** Given data follows **

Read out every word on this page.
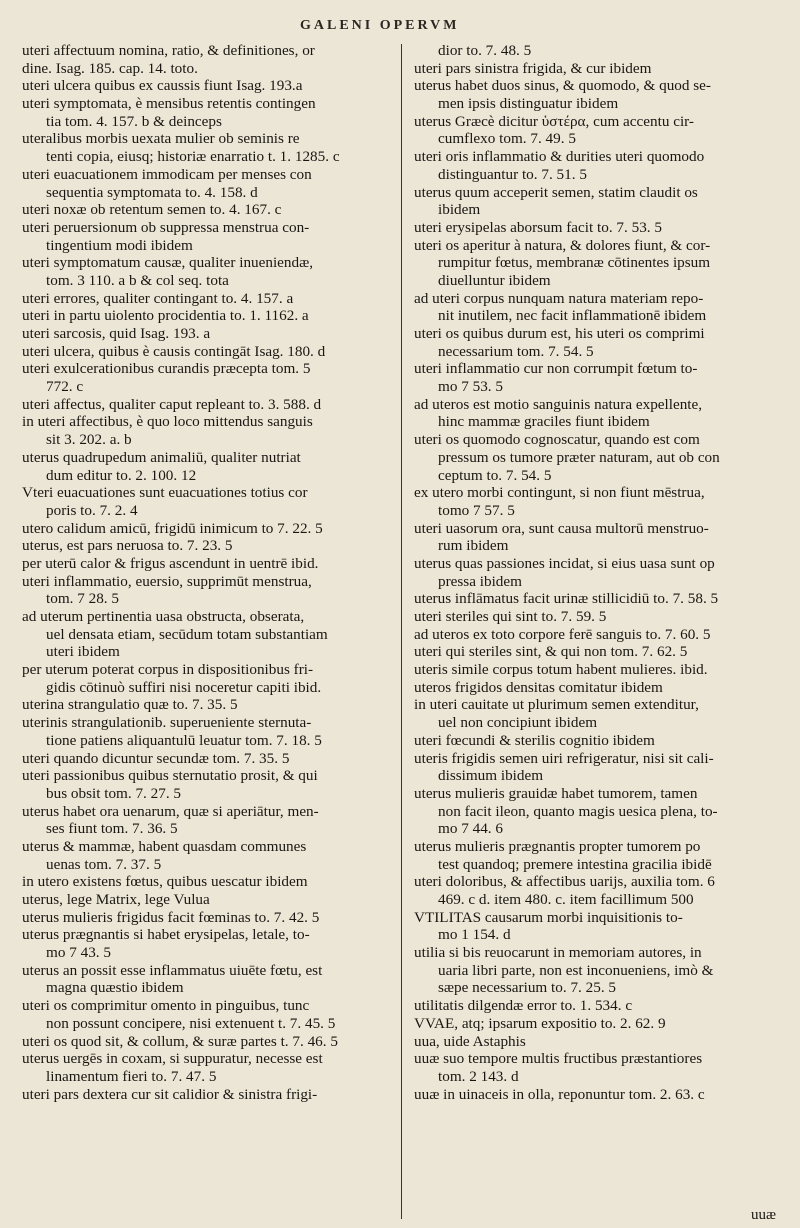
GALENI OPERVM
uteri affectuum nomina, ratio, & definitiones, or
dine. Isag. 185. cap. 14. toto.
uteri ulcera quibus ex caussis fiunt Isag. 193.a
uteri symptomata, è mensibus retentis contingen
tia tom. 4. 157. b & deinceps
uteralibus morbis uexata mulier ob seminis re
tenti copia, eiusq; historiæ enarratio t. 1. 1285. c
uteri euacuationem immodicam per menses con
sequentia symptomata to. 4. 158. d
uteri noxæ ob retentum semen to. 4. 167. c
uteri peruersionum ob suppressa menstrua con-
tingentium modi ibidem
uteri symptomatum causæ, qualiter inueniendæ,
tom. 3 110. a b & col seq. tota
uteri errores, qualiter contingant to. 4. 157. a
uteri in partu uiolento procidentia to. 1. 1162. a
uteri sarcosis, quid Isag. 193. a
uteri ulcera, quibus è causis contingāt Isag. 180. d
uteri exulcerationibus curandis præcepta tom. 5
772. c
uteri affectus, qualiter caput repleant to. 3. 588. d
in uteri affectibus, è quo loco mittendus sanguis
sit 3. 202. a. b
uterus quadrupedum animaliū, qualiter nutriat
dum editur to. 2. 100. 12
Vteri euacuationes sunt euacuationes totius cor
poris to. 7. 2. 4
utero calidum amicū, frigidū inimicum to 7. 22. 5
uterus, est pars neruosa to. 7. 23. 5
per uterū calor & frigus ascendunt in uentrē ibid.
uteri inflammatio, euersio, supprimūt menstrua,
tom. 7 28. 5
ad uterum pertinentia uasa obstructa, obserata,
uel densata etiam, secūdum totam substantiam
uteri ibidem
per uterum poterat corpus in dispositionibus fri-
gidis cōtinuò suffiri nisi noceretur capiti ibid.
uterina strangulatio quæ to. 7. 35. 5
uterinis strangulationib. superueniente sternuta-
tione patiens aliquantulū leuatur tom. 7. 18. 5
uteri quando dicuntur secundæ tom. 7. 35. 5
uteri passionibus quibus sternutatio prosit, & qui
bus obsit tom. 7. 27. 5
uterus habet ora uenarum, quæ si aperiātur, men-
ses fiunt tom. 7. 36. 5
uterus & mammæ, habent quasdam communes
uenas tom. 7. 37. 5
in utero existens fœtus, quibus uescatur ibidem
uterus, lege Matrix, lege Vulua
uterus mulieris frigidus facit fœminas to. 7. 42. 5
uterus prægnantis si habet erysipelas, letale, to-
mo 7 43. 5
uterus an possit esse inflammatus uiuēte fœtu, est
magna quæstio ibidem
uteri os comprimitur omento in pinguibus, tunc
non possunt concipere, nisi extenuent t. 7. 45. 5
uteri os quod sit, & collum, & suræ partes t. 7. 46. 5
uterus uergēs in coxam, si suppuratur, necesse est
linamentum fieri to. 7. 47. 5
uteri pars dextera cur sit calidior & sinistra frigi-
dior to. 7. 48. 5
uteri pars sinistra frigida, & cur ibidem
uterus habet duos sinus, & quomodo, & quod se-
men ipsis distinguatur ibidem
uterus Græcè dicitur ὑστέρα, cum accentu cir-
cumflexo tom. 7. 49. 5
uteri oris inflammatio & durities uteri quomodo
distinguantur to. 7. 51. 5
uterus quum acceperit semen, statim claudit os
ibidem
uteri erysipelas aborsum facit to. 7. 53. 5
uteri os aperitur à natura, & dolores fiunt, & cor-
rumpitur fœtus, membranæ cōtinentes ipsum
diuelluntur ibidem
ad uteri corpus nunquam natura materiam repo-
nit inutilem, nec facit inflammationē ibidem
uteri os quibus durum est, his uteri os comprimi
necessarium tom. 7. 54. 5
uteri inflammatio cur non corrumpit fœtum to-
mo 7 53. 5
ad uteros est motio sanguinis natura expellente,
hinc mammæ graciles fiunt ibidem
uteri os quomodo cognoscatur, quando est com
pressum os tumore præter naturam, aut ob con
ceptum to. 7. 54. 5
ex utero morbi contingunt, si non fiunt mēstrua,
tomo 7 57. 5
uteri uasorum ora, sunt causa multorū menstruo-
rum ibidem
uterus quas passiones incidat, si eius uasa sunt op
pressa ibidem
uterus inflāmatus facit urinæ stillicidiū to. 7. 58. 5
uteri steriles qui sint to. 7. 59. 5
ad uteros ex toto corpore ferē sanguis to. 7. 60. 5
uteri qui steriles sint, & qui non tom. 7. 62. 5
uteris simile corpus totum habent mulieres. ibid.
uteros frigidos densitas comitatur ibidem
in uteri cauitate ut plurimum semen extenditur,
uel non concipiunt ibidem
uteri fœcundi & sterilis cognitio ibidem
uteris frigidis semen uiri refrigeratur, nisi sit cali-
dissimum ibidem
uterus mulieris grauidæ habet tumorem, tamen
non facit ileon, quanto magis uesica plena, to-
mo 7 44. 6
uterus mulieris prægnantis propter tumorem po
test quandoq; premere intestina gracilia ibidē
uteri doloribus, & affectibus uarijs, auxilia tom. 6
469. c d. item 480. c. item facillimum 500
VTILITAS causarum morbi inquisitionis to-
mo 1 154. d
utilia si bis reuocarunt in memoriam autores, in
uaria libri parte, non est inconueniens, imò &
sæpe necessarium to. 7. 25. 5
utilitatis dilgendæ error to. 1. 534. c
VVAE, atq; ipsarum expositio to. 2. 62. 9
uua, uide Astaphis
uuæ suo tempore multis fructibus præstantiores
tom. 2 143. d
uuæ in uinaceis in olla, reponuntur tom. 2. 63. c
uuæ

** End of Given data **

Work request
Check every line in the entries for the word "qualiter". State how many have it, with no other text.

Exercise output
4